--- Problem description ---
Gather the lines below that include the string "price", copying each in full.

--- Given entries ---
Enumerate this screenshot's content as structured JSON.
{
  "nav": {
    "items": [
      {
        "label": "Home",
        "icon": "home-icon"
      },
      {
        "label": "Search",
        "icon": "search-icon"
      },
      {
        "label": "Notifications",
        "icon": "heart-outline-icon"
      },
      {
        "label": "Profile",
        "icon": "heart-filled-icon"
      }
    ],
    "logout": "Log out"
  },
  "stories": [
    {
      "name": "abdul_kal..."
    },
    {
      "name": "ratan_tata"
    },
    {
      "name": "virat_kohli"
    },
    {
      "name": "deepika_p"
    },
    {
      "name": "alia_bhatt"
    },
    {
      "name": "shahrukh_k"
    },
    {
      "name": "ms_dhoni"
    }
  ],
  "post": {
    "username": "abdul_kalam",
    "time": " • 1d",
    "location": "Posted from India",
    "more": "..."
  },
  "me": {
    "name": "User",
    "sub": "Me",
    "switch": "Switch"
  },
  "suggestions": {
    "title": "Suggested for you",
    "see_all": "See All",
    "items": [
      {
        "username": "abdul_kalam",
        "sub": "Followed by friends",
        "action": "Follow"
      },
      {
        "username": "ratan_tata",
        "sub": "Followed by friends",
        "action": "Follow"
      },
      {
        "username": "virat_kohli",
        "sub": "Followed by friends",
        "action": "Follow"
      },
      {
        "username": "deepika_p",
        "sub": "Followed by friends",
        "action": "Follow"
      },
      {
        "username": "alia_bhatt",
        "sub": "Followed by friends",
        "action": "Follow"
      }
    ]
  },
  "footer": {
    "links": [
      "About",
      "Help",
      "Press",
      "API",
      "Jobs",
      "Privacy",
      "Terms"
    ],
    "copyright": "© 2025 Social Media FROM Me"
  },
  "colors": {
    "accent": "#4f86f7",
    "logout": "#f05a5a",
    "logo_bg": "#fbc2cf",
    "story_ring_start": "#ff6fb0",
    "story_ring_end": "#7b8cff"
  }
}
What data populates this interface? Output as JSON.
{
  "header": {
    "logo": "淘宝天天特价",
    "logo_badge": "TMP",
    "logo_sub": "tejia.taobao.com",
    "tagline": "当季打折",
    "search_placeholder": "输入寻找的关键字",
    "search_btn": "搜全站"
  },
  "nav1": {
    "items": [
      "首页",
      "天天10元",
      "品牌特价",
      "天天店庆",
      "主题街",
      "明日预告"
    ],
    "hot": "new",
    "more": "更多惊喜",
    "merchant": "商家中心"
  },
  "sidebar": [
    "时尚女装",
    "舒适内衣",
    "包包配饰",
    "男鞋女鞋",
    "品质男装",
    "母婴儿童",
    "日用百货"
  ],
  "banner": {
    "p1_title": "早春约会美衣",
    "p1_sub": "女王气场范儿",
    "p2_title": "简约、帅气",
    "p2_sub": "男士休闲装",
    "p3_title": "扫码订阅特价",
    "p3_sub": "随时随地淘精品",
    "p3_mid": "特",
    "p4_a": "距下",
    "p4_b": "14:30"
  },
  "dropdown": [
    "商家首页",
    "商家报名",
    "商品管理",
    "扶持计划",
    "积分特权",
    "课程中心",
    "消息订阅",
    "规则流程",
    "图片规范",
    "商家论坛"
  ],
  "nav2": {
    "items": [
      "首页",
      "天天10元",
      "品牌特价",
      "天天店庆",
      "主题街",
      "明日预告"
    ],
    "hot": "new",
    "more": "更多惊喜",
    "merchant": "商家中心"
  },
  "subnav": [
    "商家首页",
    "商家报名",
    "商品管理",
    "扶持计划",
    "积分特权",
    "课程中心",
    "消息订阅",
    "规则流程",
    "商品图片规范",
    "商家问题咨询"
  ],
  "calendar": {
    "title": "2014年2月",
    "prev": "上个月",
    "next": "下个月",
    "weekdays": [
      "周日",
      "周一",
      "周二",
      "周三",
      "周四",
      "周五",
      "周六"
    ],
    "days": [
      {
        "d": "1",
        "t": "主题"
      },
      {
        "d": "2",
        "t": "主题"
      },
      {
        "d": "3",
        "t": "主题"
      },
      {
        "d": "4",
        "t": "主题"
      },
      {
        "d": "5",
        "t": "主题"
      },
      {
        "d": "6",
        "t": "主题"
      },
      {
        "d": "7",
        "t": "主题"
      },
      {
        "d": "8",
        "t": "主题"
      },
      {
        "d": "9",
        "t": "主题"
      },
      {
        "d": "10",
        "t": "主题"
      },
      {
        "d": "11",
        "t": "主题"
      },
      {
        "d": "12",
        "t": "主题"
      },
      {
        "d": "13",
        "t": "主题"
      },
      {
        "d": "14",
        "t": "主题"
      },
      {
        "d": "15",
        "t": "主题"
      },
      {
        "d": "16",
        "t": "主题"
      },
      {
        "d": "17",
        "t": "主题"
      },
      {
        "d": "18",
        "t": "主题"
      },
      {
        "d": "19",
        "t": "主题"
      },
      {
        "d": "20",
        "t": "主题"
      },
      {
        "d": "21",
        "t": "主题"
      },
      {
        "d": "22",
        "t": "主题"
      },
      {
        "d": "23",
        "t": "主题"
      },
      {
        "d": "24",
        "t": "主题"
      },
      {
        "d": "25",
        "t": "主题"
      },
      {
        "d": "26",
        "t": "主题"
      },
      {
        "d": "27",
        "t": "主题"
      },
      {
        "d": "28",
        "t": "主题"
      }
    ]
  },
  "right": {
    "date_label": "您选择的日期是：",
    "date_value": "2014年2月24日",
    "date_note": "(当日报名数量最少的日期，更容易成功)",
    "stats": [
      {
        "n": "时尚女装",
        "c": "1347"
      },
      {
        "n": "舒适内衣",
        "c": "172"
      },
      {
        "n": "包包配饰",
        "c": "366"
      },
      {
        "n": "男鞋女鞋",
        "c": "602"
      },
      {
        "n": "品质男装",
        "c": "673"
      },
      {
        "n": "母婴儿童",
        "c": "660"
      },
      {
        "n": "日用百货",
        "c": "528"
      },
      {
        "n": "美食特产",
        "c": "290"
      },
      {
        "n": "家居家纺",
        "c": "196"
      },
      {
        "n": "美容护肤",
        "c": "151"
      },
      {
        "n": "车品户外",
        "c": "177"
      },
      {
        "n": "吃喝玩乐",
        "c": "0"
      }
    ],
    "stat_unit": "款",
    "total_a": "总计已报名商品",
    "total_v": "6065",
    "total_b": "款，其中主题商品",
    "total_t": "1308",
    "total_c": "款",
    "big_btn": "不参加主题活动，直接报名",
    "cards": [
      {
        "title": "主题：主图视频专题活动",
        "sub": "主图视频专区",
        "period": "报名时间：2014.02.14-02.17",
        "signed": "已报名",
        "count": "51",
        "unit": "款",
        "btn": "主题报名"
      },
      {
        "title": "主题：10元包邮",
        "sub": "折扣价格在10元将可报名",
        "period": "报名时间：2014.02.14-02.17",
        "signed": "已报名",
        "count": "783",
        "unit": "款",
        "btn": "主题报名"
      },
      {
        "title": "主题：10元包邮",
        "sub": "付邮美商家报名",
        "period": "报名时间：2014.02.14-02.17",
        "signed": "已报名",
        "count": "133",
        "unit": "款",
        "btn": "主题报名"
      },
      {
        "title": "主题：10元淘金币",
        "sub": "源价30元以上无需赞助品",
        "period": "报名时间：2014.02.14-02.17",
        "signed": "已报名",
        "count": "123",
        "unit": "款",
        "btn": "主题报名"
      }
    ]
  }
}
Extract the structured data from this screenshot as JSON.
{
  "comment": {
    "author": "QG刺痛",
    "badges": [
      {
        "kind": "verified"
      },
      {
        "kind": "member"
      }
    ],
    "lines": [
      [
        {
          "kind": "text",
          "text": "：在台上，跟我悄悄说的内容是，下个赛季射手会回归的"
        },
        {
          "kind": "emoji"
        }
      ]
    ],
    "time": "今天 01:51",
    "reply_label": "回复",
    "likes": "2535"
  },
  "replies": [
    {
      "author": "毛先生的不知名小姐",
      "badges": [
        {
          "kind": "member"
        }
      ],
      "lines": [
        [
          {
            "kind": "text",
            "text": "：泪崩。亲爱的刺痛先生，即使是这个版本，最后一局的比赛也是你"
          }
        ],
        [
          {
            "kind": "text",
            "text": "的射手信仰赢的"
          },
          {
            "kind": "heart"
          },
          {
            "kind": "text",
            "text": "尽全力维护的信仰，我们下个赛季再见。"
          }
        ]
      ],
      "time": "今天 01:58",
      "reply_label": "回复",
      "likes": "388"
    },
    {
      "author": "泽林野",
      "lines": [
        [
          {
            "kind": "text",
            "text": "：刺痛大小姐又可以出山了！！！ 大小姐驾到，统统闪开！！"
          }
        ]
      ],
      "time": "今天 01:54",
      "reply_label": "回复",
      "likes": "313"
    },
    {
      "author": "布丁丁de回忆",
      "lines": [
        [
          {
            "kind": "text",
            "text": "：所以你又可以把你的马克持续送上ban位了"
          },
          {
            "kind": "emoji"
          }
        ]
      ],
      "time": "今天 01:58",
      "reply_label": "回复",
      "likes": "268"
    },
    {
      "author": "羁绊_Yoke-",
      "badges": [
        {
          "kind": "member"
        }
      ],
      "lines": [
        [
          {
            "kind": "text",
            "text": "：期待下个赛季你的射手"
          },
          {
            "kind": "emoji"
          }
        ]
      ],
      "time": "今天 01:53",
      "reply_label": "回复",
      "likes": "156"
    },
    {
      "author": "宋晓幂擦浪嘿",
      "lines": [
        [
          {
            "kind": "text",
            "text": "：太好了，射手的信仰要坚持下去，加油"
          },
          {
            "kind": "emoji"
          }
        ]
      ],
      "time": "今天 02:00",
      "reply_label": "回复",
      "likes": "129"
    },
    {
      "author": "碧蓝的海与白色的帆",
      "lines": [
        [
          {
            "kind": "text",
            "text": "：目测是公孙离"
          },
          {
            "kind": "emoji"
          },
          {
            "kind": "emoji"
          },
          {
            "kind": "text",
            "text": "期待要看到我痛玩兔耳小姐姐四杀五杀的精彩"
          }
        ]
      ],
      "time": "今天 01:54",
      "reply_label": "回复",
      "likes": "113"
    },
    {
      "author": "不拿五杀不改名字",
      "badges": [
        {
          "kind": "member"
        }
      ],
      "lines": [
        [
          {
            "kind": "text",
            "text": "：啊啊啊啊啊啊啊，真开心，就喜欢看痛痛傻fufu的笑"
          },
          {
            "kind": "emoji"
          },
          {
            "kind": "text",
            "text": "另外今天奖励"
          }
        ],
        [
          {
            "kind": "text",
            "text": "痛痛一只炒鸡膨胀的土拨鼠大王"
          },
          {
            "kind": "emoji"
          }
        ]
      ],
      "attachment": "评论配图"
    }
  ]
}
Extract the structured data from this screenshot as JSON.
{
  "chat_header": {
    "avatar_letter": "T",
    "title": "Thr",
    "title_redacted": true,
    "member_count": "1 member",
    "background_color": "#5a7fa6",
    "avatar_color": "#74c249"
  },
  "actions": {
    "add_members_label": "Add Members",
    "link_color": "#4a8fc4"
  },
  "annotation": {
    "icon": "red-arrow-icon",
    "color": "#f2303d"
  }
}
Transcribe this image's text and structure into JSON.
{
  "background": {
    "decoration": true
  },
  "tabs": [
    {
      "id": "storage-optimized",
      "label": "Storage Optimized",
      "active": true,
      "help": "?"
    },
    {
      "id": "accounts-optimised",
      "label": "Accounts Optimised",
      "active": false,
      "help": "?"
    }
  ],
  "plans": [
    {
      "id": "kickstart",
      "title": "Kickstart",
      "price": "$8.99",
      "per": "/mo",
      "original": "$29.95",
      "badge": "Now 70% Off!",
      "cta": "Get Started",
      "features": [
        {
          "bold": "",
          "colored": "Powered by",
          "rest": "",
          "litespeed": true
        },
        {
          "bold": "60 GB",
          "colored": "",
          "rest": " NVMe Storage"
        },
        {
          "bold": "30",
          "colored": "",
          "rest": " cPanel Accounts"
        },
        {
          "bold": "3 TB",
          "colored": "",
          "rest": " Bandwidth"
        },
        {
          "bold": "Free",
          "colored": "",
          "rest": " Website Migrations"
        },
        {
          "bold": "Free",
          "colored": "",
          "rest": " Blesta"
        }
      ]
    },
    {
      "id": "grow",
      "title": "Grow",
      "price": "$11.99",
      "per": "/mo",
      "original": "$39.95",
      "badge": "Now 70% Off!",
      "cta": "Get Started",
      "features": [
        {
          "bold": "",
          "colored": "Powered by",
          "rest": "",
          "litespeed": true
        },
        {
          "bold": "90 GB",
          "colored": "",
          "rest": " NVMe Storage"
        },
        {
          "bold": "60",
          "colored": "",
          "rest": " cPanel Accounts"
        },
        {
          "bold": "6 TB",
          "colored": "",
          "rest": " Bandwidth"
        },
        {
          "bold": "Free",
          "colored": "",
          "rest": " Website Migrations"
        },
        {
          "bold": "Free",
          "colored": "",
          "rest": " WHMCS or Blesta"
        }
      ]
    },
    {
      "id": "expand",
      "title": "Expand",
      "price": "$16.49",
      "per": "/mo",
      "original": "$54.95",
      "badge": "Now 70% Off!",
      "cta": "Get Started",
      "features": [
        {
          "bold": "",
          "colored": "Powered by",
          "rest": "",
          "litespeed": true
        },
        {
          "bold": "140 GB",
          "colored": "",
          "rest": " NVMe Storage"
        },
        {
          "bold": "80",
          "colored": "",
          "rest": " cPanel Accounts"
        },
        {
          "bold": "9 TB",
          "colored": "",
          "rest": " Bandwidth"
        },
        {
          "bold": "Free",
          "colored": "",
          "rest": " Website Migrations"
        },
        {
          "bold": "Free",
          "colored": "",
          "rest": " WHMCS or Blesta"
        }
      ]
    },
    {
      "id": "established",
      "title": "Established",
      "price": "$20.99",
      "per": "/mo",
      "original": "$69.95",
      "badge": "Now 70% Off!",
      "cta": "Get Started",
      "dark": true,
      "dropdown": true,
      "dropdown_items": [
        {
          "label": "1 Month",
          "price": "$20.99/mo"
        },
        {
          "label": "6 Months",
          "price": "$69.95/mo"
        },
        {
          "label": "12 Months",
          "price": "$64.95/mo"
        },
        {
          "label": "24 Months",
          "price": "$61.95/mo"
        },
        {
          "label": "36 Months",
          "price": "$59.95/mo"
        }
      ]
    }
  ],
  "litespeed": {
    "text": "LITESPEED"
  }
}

--- Answer for the task ---
      "price": "$8.99",
      "price": "$11.99",
      "price": "$16.49",
      "price": "$20.99",
          "price": "$20.99/mo"
          "price": "$69.95/mo"
          "price": "$64.95/mo"
          "price": "$61.95/mo"
          "price": "$59.95/mo"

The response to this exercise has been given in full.